* What is required *
Restate the listing below word for word, omitting any images.

* Materials provided *
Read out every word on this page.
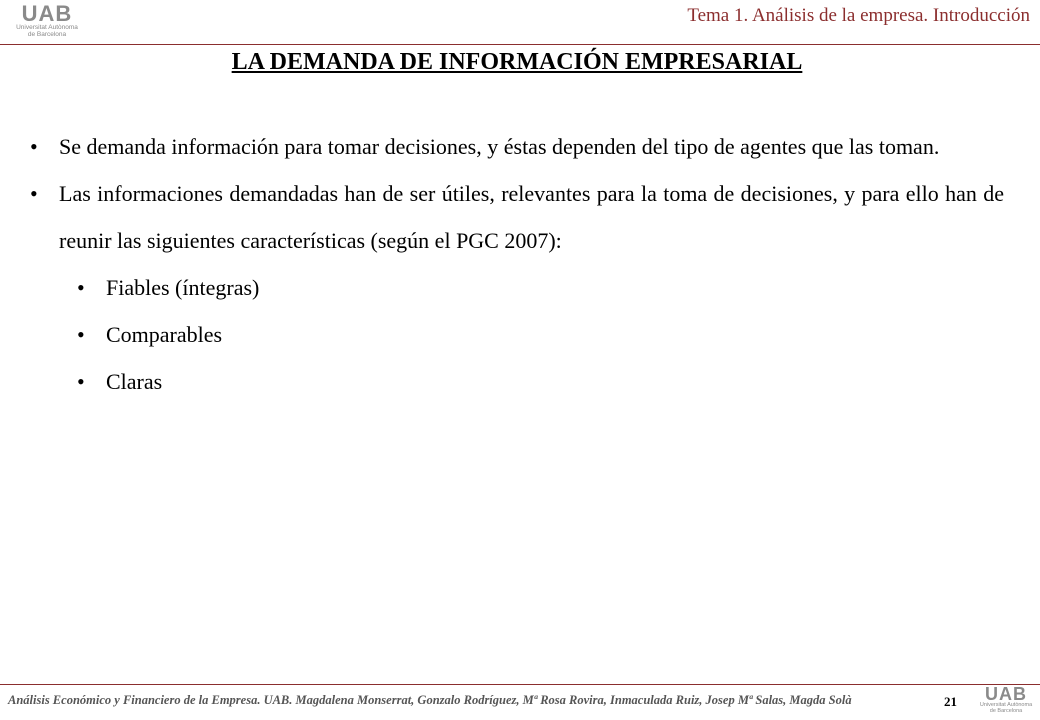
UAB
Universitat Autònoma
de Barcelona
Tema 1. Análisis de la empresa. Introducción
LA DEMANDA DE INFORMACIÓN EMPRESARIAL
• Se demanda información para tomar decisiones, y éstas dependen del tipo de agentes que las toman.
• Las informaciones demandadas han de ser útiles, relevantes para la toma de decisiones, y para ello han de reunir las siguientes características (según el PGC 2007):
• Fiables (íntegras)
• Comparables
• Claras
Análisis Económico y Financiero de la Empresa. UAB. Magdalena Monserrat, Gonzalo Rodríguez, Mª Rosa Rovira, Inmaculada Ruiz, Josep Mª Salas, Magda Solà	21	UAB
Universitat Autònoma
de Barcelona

* Correct answer *
Read out every word on this page.
UAB
Universitat Autònoma
de Barcelona
Tema 1. Análisis de la empresa. Introducción
LA DEMANDA DE INFORMACIÓN EMPRESARIAL
• Se demanda información para tomar decisiones, y éstas dependen del tipo de agentes que las toman.
• Las informaciones demandadas han de ser útiles, relevantes para la toma de decisiones, y para ello han de reunir las siguientes características (según el PGC 2007):
• Fiables (íntegras)
• Comparables
• Claras
Análisis Económico y Financiero de la Empresa. UAB. Magdalena Monserrat, Gonzalo Rodríguez, Mª Rosa Rovira, Inmaculada Ruiz, Josep Mª Salas, Magda Solà	21	UAB
Universitat Autònoma
de Barcelona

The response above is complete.